▶ WHAT THE EXERCISE ASKS:
Extract all lines from the data beneath that include the word "области".

[Dataset records]

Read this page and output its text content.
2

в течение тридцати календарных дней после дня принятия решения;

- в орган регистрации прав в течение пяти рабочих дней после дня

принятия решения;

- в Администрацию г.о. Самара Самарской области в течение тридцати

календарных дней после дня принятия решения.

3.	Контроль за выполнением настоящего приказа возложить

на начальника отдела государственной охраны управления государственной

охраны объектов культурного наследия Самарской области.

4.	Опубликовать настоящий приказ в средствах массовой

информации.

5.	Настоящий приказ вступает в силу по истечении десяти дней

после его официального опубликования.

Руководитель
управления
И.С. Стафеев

▶ TASK OUTPUT:
- в Администрацию г.о. Самара Самарской области в течение тридцати
охраны объектов культурного наследия Самарской области.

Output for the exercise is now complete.